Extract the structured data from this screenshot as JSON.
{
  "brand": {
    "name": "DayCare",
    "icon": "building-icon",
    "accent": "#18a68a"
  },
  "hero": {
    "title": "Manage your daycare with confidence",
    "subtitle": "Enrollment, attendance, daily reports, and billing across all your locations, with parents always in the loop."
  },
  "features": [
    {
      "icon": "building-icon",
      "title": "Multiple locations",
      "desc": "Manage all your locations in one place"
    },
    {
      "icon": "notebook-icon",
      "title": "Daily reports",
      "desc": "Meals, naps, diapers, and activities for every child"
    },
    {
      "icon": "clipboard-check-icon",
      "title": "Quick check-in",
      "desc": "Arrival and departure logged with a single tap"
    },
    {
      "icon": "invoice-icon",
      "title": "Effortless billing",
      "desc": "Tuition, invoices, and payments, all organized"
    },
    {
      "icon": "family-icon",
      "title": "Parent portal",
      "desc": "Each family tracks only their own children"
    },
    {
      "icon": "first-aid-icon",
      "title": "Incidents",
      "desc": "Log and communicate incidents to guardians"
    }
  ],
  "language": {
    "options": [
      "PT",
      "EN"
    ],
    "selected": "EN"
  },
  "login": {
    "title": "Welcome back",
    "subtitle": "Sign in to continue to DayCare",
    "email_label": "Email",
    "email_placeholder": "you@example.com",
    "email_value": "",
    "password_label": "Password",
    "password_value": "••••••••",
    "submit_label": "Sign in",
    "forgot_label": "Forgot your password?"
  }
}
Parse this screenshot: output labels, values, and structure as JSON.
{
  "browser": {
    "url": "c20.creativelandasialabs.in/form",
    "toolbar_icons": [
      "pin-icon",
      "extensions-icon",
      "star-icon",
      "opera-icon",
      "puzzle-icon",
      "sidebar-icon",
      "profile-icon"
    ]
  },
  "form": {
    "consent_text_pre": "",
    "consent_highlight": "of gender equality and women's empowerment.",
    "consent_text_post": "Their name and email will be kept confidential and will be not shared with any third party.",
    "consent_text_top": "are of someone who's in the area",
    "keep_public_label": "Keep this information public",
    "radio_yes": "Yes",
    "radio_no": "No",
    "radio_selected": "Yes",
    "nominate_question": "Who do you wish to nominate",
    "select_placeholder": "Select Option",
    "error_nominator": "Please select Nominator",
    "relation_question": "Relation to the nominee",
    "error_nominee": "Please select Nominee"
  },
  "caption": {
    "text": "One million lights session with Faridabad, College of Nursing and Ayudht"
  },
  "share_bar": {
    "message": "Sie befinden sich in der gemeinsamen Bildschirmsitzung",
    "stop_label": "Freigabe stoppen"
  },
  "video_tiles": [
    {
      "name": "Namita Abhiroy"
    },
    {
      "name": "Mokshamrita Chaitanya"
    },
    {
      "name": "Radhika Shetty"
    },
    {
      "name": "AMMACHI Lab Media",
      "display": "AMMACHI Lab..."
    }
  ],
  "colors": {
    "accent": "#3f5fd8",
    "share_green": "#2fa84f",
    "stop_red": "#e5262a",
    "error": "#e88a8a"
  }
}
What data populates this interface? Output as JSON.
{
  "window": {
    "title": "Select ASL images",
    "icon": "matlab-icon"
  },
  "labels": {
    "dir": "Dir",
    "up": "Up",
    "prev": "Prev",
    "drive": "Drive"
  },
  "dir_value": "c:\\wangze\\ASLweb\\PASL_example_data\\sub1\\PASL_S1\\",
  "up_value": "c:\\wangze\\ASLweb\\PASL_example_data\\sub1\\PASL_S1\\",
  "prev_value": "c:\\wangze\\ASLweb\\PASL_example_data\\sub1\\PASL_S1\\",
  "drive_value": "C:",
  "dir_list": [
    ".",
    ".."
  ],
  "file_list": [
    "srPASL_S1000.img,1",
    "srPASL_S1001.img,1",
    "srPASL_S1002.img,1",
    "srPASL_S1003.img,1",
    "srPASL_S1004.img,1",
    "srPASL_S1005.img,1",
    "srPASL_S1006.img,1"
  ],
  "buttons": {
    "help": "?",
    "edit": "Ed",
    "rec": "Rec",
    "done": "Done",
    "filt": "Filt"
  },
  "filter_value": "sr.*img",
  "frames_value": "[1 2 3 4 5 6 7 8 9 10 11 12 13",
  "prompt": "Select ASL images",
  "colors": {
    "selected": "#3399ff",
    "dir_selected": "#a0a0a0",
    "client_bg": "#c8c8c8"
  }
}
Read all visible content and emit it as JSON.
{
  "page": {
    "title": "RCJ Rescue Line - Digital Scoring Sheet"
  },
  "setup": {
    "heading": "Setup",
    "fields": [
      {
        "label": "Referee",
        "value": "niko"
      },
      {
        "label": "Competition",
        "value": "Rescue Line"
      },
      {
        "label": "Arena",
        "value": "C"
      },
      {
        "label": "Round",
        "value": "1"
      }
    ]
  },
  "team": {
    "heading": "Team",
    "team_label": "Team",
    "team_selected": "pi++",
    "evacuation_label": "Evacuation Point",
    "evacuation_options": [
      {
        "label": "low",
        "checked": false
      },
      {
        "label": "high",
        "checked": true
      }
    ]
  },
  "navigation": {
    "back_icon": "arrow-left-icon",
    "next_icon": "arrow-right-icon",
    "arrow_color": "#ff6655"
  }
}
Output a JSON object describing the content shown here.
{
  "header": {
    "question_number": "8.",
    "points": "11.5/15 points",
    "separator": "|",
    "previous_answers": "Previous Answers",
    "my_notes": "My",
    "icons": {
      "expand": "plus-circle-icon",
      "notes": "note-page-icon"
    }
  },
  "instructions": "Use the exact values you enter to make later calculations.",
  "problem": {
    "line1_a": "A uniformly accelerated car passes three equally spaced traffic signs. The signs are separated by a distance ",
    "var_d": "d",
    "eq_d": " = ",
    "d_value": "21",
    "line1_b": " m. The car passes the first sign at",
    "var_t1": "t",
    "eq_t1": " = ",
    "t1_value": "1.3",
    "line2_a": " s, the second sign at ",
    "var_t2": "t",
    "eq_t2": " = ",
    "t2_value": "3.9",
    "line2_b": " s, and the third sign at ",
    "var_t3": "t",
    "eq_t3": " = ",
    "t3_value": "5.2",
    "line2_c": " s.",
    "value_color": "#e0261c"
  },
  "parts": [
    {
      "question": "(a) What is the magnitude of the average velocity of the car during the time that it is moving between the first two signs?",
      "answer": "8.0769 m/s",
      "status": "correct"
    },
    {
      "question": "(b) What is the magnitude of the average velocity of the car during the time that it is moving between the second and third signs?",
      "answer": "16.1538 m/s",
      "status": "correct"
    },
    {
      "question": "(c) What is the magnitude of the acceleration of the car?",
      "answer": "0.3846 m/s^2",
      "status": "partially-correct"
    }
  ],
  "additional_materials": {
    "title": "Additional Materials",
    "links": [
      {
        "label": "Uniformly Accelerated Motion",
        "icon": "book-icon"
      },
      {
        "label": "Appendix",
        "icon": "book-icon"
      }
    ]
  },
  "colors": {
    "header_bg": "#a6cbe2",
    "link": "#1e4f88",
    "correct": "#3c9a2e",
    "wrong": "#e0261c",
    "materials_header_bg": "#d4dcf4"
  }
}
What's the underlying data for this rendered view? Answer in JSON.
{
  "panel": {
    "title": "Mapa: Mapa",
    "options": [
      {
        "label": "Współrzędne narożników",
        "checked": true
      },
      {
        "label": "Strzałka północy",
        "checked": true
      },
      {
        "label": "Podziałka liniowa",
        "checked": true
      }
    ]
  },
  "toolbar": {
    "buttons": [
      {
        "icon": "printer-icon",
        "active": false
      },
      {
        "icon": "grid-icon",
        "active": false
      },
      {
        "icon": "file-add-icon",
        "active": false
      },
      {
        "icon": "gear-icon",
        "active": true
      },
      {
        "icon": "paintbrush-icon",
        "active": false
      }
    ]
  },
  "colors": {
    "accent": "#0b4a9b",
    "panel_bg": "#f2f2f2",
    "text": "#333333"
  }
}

********

*GIVEN REQUEST*. Take the line with "What's the underlying" and all lines after it to the last line, and reproduce them exactly.

*REPLY*.
What's the underlying data for this rendered view? Answer in JSON.
{
  "panel": {
    "title": "Mapa: Mapa",
    "options": [
      {
        "label": "Współrzędne narożników",
        "checked": true
      },
      {
        "label": "Strzałka północy",
        "checked": true
      },
      {
        "label": "Podziałka liniowa",
        "checked": true
      }
    ]
  },
  "toolbar": {
    "buttons": [
      {
        "icon": "printer-icon",
        "active": false
      },
      {
        "icon": "grid-icon",
        "active": false
      },
      {
        "icon": "file-add-icon",
        "active": false
      },
      {
        "icon": "gear-icon",
        "active": true
      },
      {
        "icon": "paintbrush-icon",
        "active": false
      }
    ]
  },
  "colors": {
    "accent": "#0b4a9b",
    "panel_bg": "#f2f2f2",
    "text": "#333333"
  }
}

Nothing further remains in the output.